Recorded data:
=======
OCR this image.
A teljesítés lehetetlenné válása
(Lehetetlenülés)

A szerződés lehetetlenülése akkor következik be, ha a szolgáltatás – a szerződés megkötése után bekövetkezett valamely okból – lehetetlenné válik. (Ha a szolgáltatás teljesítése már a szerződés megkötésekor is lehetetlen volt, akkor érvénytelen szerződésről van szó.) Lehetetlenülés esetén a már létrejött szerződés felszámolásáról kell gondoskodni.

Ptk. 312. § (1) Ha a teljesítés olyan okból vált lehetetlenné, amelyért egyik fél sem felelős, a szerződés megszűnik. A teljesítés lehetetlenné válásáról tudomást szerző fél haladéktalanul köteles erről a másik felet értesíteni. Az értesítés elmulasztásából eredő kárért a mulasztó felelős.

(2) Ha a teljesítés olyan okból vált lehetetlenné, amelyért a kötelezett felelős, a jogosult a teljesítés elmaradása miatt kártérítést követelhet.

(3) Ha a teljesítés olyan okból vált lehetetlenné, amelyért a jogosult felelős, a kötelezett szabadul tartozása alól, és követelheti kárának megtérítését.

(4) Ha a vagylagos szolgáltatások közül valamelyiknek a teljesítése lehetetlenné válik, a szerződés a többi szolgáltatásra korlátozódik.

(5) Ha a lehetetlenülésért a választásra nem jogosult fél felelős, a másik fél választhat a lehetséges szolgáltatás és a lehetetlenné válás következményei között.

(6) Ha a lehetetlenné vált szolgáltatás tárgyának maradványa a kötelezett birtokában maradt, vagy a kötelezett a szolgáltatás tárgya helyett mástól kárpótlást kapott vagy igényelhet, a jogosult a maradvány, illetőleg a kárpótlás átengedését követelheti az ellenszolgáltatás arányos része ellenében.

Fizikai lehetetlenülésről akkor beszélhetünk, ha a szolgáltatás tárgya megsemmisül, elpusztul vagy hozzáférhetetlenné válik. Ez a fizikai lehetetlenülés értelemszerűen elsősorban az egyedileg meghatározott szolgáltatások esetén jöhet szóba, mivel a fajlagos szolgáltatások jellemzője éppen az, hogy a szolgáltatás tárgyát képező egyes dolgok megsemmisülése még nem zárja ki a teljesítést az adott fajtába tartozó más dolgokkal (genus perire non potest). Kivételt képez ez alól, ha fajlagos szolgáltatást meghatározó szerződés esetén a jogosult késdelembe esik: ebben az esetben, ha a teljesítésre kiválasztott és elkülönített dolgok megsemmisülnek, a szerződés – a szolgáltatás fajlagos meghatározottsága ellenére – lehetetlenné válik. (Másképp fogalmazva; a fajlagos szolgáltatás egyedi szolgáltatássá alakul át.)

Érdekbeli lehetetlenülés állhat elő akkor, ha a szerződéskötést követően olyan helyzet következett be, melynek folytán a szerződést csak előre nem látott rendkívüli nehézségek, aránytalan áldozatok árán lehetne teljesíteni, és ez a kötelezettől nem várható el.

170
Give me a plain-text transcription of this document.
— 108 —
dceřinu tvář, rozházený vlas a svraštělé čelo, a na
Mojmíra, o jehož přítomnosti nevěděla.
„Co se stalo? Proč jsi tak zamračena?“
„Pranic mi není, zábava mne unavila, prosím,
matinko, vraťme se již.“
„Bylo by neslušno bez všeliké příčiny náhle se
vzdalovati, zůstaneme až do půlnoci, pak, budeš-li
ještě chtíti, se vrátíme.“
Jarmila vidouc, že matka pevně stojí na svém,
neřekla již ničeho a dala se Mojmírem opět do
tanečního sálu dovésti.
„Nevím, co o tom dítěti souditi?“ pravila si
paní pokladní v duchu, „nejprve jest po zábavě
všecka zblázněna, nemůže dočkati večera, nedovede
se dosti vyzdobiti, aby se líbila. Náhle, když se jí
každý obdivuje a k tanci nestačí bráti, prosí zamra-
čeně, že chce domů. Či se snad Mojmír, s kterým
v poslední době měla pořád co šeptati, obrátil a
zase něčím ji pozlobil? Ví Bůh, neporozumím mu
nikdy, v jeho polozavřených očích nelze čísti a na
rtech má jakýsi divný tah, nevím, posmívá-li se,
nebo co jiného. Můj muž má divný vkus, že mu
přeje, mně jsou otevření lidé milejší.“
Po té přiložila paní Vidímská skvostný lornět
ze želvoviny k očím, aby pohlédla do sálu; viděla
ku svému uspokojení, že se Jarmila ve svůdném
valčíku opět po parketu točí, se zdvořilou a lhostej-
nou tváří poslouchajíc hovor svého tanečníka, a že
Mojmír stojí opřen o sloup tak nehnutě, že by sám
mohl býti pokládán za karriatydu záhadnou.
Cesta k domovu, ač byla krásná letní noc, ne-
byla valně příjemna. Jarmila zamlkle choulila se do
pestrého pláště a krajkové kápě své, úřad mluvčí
=======
--- WHAT IS BEING ASKED ---
Each line of the material above needs to be quoted exactly, please.

--- IN RESPONSE ---
OCR this image.
A teljesítés lehetetlenné válása
(Lehetetlenülés)

A szerződés lehetetlenülése akkor következik be, ha a szolgáltatás – a szerződés megkötése után bekövetkezett valamely okból – lehetetlenné válik. (Ha a szolgáltatás teljesítése már a szerződés megkötésekor is lehetetlen volt, akkor érvénytelen szerződésről van szó.) Lehetetlenülés esetén a már létrejött szerződés felszámolásáról kell gondoskodni.

Ptk. 312. § (1) Ha a teljesítés olyan okból vált lehetetlenné, amelyért egyik fél sem felelős, a szerződés megszűnik. A teljesítés lehetetlenné válásáról tudomást szerző fél haladéktalanul köteles erről a másik felet értesíteni. Az értesítés elmulasztásából eredő kárért a mulasztó felelős.

(2) Ha a teljesítés olyan okból vált lehetetlenné, amelyért a kötelezett felelős, a jogosult a teljesítés elmaradása miatt kártérítést követelhet.

(3) Ha a teljesítés olyan okból vált lehetetlenné, amelyért a jogosult felelős, a kötelezett szabadul tartozása alól, és követelheti kárának megtérítését.

(4) Ha a vagylagos szolgáltatások közül valamelyiknek a teljesítése lehetetlenné válik, a szerződés a többi szolgáltatásra korlátozódik.

(5) Ha a lehetetlenülésért a választásra nem jogosult fél felelős, a másik fél választhat a lehetséges szolgáltatás és a lehetetlenné válás következményei között.

(6) Ha a lehetetlenné vált szolgáltatás tárgyának maradványa a kötelezett birtokában maradt, vagy a kötelezett a szolgáltatás tárgya helyett mástól kárpótlást kapott vagy igényelhet, a jogosult a maradvány, illetőleg a kárpótlás átengedését követelheti az ellenszolgáltatás arányos része ellenében.

Fizikai lehetetlenülésről akkor beszélhetünk, ha a szolgáltatás tárgya megsemmisül, elpusztul vagy hozzáférhetetlenné válik. Ez a fizikai lehetetlenülés értelemszerűen elsősorban az egyedileg meghatározott szolgáltatások esetén jöhet szóba, mivel a fajlagos szolgáltatások jellemzője éppen az, hogy a szolgáltatás tárgyát képező egyes dolgok megsemmisülése még nem zárja ki a teljesítést az adott fajtába tartozó más dolgokkal (genus perire non potest). Kivételt képez ez alól, ha fajlagos szolgáltatást meghatározó szerződés esetén a jogosult késdelembe esik: ebben az esetben, ha a teljesítésre kiválasztott és elkülönített dolgok megsemmisülnek, a szerződés – a szolgáltatás fajlagos meghatározottsága ellenére – lehetetlenné válik. (Másképp fogalmazva; a fajlagos szolgáltatás egyedi szolgáltatássá alakul át.)

Érdekbeli lehetetlenülés állhat elő akkor, ha a szerződéskötést követően olyan helyzet következett be, melynek folytán a szerződést csak előre nem látott rendkívüli nehézségek, aránytalan áldozatok árán lehetne teljesíteni, és ez a kötelezettől nem várható el.

170
Give me a plain-text transcription of this document.
— 108 —
dceřinu tvář, rozházený vlas a svraštělé čelo, a na
Mojmíra, o jehož přítomnosti nevěděla.
„Co se stalo? Proč jsi tak zamračena?“
„Pranic mi není, zábava mne unavila, prosím,
matinko, vraťme se již.“
„Bylo by neslušno bez všeliké příčiny náhle se
vzdalovati, zůstaneme až do půlnoci, pak, budeš-li
ještě chtíti, se vrátíme.“
Jarmila vidouc, že matka pevně stojí na svém,
neřekla již ničeho a dala se Mojmírem opět do
tanečního sálu dovésti.
„Nevím, co o tom dítěti souditi?“ pravila si
paní pokladní v duchu, „nejprve jest po zábavě
všecka zblázněna, nemůže dočkati večera, nedovede
se dosti vyzdobiti, aby se líbila. Náhle, když se jí
každý obdivuje a k tanci nestačí bráti, prosí zamra-
čeně, že chce domů. Či se snad Mojmír, s kterým
v poslední době měla pořád co šeptati, obrátil a
zase něčím ji pozlobil? Ví Bůh, neporozumím mu
nikdy, v jeho polozavřených očích nelze čísti a na
rtech má jakýsi divný tah, nevím, posmívá-li se,
nebo co jiného. Můj muž má divný vkus, že mu
přeje, mně jsou otevření lidé milejší.“
Po té přiložila paní Vidímská skvostný lornět
ze želvoviny k očím, aby pohlédla do sálu; viděla
ku svému uspokojení, že se Jarmila ve svůdném
valčíku opět po parketu točí, se zdvořilou a lhostej-
nou tváří poslouchajíc hovor svého tanečníka, a že
Mojmír stojí opřen o sloup tak nehnutě, že by sám
mohl býti pokládán za karriatydu záhadnou.
Cesta k domovu, ač byla krásná letní noc, ne-
byla valně příjemna. Jarmila zamlkle choulila se do
pestrého pláště a krajkové kápě své, úřad mluvčí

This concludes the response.